(Saved entries)

● ● ● ●

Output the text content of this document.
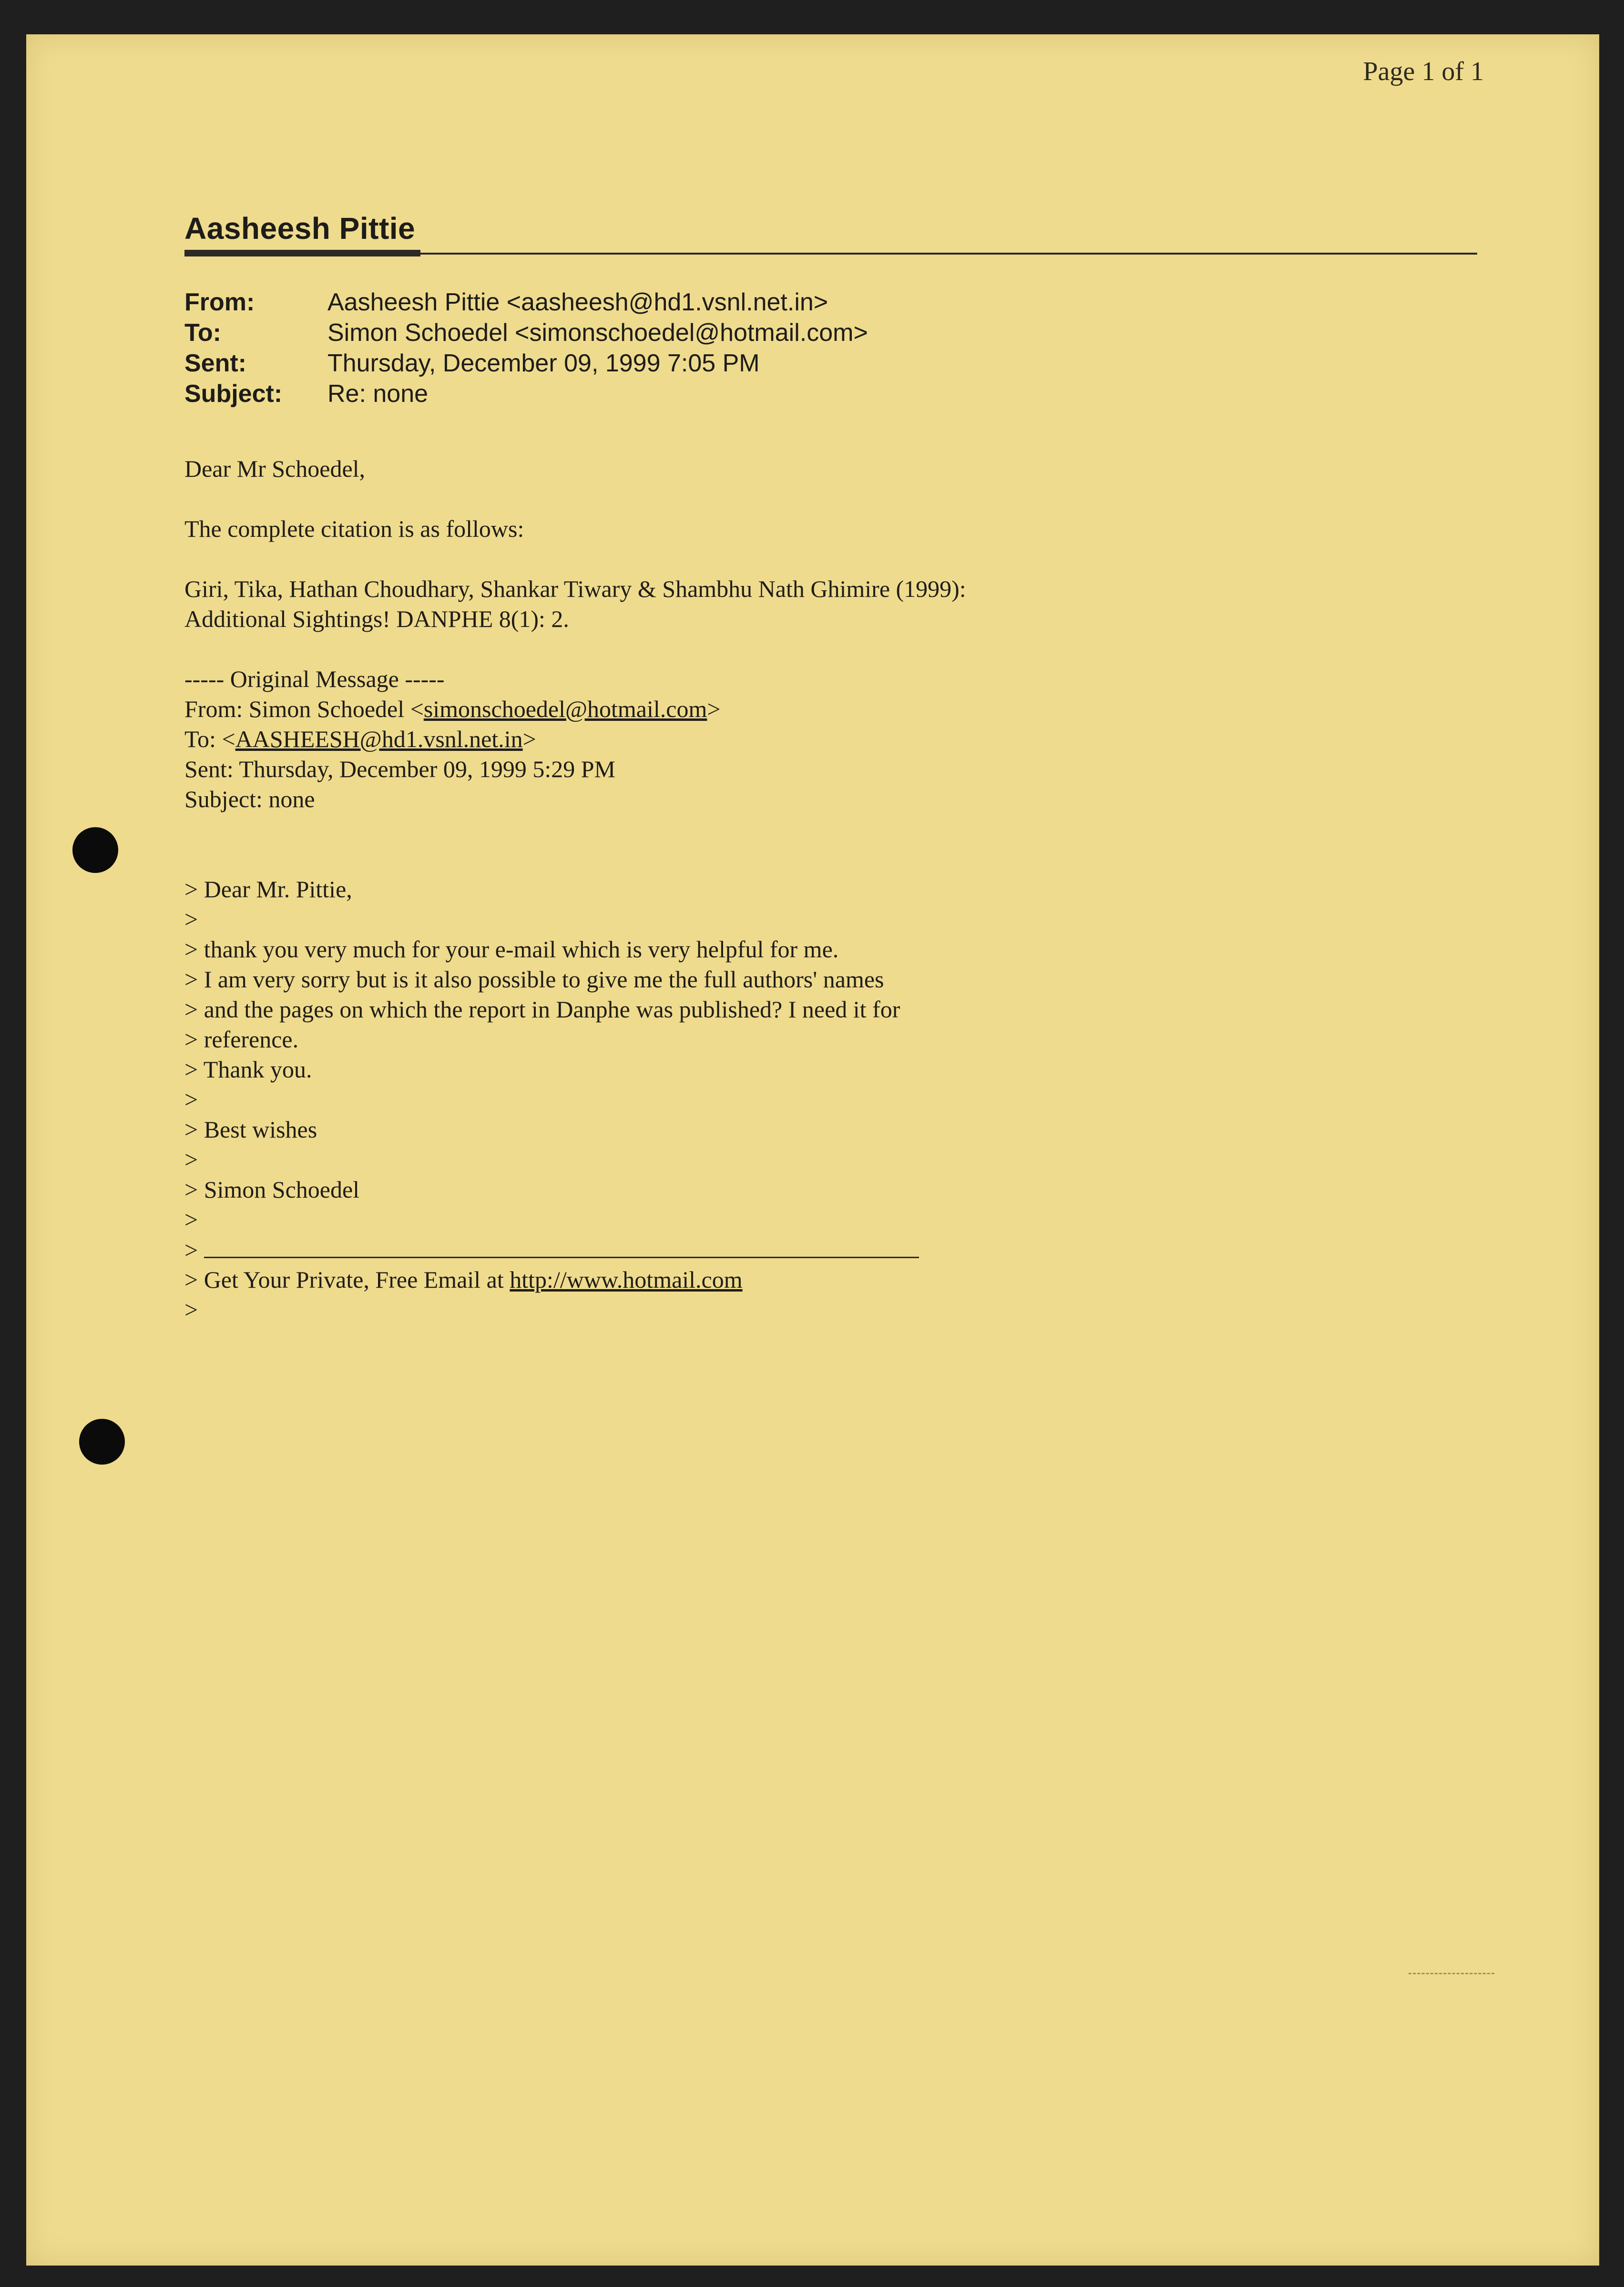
Page 1 of 1
Aasheesh Pittie
From:	Aasheesh Pittie <aasheesh@hd1.vsnl.net.in>
To:	Simon Schoedel <simonschoedel@hotmail.com>
Sent:	Thursday, December 09, 1999 7:05 PM
Subject:	Re: none
Dear Mr Schoedel,
The complete citation is as follows:
Giri, Tika, Hathan Choudhary, Shankar Tiwary & Shambhu Nath Ghimire (1999):
Additional Sightings! DANPHE 8(1): 2.
----- Original Message -----
From: Simon Schoedel <simonschoedel@hotmail.com>
To: <AASHEESH@hd1.vsnl.net.in>
Sent: Thursday, December 09, 1999 5:29 PM
Subject: none
> Dear Mr. Pittie,
>
> thank you very much for your e-mail which is very helpful for me.
> I am very sorry but is it also possible to give me the full authors' names
> and the pages on which the report in Danphe was published? I need it for
> reference.
> Thank you.
>
> Best wishes
>
> Simon Schoedel
>
>
> Get Your Private, Free Email at http://www.hotmail.com
>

● ● ● ●

Pick out the lines containing the string "Pittie" and show them.

_The reply_
Aasheesh Pittie
From:	Aasheesh Pittie <aasheesh@hd1.vsnl.net.in>
> Dear Mr. Pittie,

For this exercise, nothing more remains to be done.